[Dataset items]
*-*-*

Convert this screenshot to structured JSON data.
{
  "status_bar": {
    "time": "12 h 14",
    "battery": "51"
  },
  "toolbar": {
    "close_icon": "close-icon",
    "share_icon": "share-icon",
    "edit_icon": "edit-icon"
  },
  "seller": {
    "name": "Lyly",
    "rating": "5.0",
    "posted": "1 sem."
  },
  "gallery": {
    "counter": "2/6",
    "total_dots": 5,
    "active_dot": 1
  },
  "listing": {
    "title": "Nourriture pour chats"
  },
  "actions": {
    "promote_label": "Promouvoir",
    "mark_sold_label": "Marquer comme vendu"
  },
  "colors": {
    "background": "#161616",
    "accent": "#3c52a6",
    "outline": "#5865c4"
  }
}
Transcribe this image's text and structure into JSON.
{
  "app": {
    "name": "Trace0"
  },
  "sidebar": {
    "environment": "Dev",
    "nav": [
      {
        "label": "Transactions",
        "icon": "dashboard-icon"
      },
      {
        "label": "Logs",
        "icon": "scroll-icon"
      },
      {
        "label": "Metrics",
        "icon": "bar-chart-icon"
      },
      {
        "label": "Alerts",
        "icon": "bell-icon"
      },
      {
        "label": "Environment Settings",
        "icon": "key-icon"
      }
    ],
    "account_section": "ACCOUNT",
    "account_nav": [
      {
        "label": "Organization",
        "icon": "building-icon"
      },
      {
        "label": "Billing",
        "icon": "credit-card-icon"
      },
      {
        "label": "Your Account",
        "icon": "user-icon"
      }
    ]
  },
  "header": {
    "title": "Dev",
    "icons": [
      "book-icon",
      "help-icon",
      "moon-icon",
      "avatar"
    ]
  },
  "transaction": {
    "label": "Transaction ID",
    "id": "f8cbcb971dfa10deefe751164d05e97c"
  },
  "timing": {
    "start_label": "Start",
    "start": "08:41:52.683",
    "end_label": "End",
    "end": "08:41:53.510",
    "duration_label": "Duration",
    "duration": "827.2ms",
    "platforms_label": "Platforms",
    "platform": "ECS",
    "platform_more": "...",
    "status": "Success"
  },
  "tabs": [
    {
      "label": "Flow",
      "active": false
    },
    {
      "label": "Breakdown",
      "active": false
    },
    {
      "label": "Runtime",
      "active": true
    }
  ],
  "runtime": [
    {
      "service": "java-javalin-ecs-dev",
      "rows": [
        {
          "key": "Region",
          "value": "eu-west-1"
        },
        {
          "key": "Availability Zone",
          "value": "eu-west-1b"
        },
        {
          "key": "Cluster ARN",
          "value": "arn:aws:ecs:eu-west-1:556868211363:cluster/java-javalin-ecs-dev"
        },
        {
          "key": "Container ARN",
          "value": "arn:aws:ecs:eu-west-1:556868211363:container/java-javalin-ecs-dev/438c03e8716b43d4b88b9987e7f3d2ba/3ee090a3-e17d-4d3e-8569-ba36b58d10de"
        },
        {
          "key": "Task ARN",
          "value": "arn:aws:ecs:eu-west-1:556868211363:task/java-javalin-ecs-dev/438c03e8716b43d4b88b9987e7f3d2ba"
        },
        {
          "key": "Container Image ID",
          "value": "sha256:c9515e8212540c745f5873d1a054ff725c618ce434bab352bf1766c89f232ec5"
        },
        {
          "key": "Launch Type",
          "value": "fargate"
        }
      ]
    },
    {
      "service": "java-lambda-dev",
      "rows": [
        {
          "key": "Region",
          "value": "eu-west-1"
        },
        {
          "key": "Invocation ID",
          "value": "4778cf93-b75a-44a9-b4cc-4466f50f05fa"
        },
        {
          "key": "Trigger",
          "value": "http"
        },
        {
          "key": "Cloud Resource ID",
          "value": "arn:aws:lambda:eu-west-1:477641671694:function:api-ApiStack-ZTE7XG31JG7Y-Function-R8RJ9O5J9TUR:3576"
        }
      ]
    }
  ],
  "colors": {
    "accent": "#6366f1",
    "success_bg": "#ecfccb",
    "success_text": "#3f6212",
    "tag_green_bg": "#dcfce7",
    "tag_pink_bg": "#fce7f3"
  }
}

*-*-*

Instructions to follow ::
Repeat each record in full; every line must match exactly.

Solution ::
Convert this screenshot to structured JSON data.
{
  "status_bar": {
    "time": "12 h 14",
    "battery": "51"
  },
  "toolbar": {
    "close_icon": "close-icon",
    "share_icon": "share-icon",
    "edit_icon": "edit-icon"
  },
  "seller": {
    "name": "Lyly",
    "rating": "5.0",
    "posted": "1 sem."
  },
  "gallery": {
    "counter": "2/6",
    "total_dots": 5,
    "active_dot": 1
  },
  "listing": {
    "title": "Nourriture pour chats"
  },
  "actions": {
    "promote_label": "Promouvoir",
    "mark_sold_label": "Marquer comme vendu"
  },
  "colors": {
    "background": "#161616",
    "accent": "#3c52a6",
    "outline": "#5865c4"
  }
}
Transcribe this image's text and structure into JSON.
{
  "app": {
    "name": "Trace0"
  },
  "sidebar": {
    "environment": "Dev",
    "nav": [
      {
        "label": "Transactions",
        "icon": "dashboard-icon"
      },
      {
        "label": "Logs",
        "icon": "scroll-icon"
      },
      {
        "label": "Metrics",
        "icon": "bar-chart-icon"
      },
      {
        "label": "Alerts",
        "icon": "bell-icon"
      },
      {
        "label": "Environment Settings",
        "icon": "key-icon"
      }
    ],
    "account_section": "ACCOUNT",
    "account_nav": [
      {
        "label": "Organization",
        "icon": "building-icon"
      },
      {
        "label": "Billing",
        "icon": "credit-card-icon"
      },
      {
        "label": "Your Account",
        "icon": "user-icon"
      }
    ]
  },
  "header": {
    "title": "Dev",
    "icons": [
      "book-icon",
      "help-icon",
      "moon-icon",
      "avatar"
    ]
  },
  "transaction": {
    "label": "Transaction ID",
    "id": "f8cbcb971dfa10deefe751164d05e97c"
  },
  "timing": {
    "start_label": "Start",
    "start": "08:41:52.683",
    "end_label": "End",
    "end": "08:41:53.510",
    "duration_label": "Duration",
    "duration": "827.2ms",
    "platforms_label": "Platforms",
    "platform": "ECS",
    "platform_more": "...",
    "status": "Success"
  },
  "tabs": [
    {
      "label": "Flow",
      "active": false
    },
    {
      "label": "Breakdown",
      "active": false
    },
    {
      "label": "Runtime",
      "active": true
    }
  ],
  "runtime": [
    {
      "service": "java-javalin-ecs-dev",
      "rows": [
        {
          "key": "Region",
          "value": "eu-west-1"
        },
        {
          "key": "Availability Zone",
          "value": "eu-west-1b"
        },
        {
          "key": "Cluster ARN",
          "value": "arn:aws:ecs:eu-west-1:556868211363:cluster/java-javalin-ecs-dev"
        },
        {
          "key": "Container ARN",
          "value": "arn:aws:ecs:eu-west-1:556868211363:container/java-javalin-ecs-dev/438c03e8716b43d4b88b9987e7f3d2ba/3ee090a3-e17d-4d3e-8569-ba36b58d10de"
        },
        {
          "key": "Task ARN",
          "value": "arn:aws:ecs:eu-west-1:556868211363:task/java-javalin-ecs-dev/438c03e8716b43d4b88b9987e7f3d2ba"
        },
        {
          "key": "Container Image ID",
          "value": "sha256:c9515e8212540c745f5873d1a054ff725c618ce434bab352bf1766c89f232ec5"
        },
        {
          "key": "Launch Type",
          "value": "fargate"
        }
      ]
    },
    {
      "service": "java-lambda-dev",
      "rows": [
        {
          "key": "Region",
          "value": "eu-west-1"
        },
        {
          "key": "Invocation ID",
          "value": "4778cf93-b75a-44a9-b4cc-4466f50f05fa"
        },
        {
          "key": "Trigger",
          "value": "http"
        },
        {
          "key": "Cloud Resource ID",
          "value": "arn:aws:lambda:eu-west-1:477641671694:function:api-ApiStack-ZTE7XG31JG7Y-Function-R8RJ9O5J9TUR:3576"
        }
      ]
    }
  ],
  "colors": {
    "accent": "#6366f1",
    "success_bg": "#ecfccb",
    "success_text": "#3f6212",
    "tag_green_bg": "#dcfce7",
    "tag_pink_bg": "#fce7f3"
  }
}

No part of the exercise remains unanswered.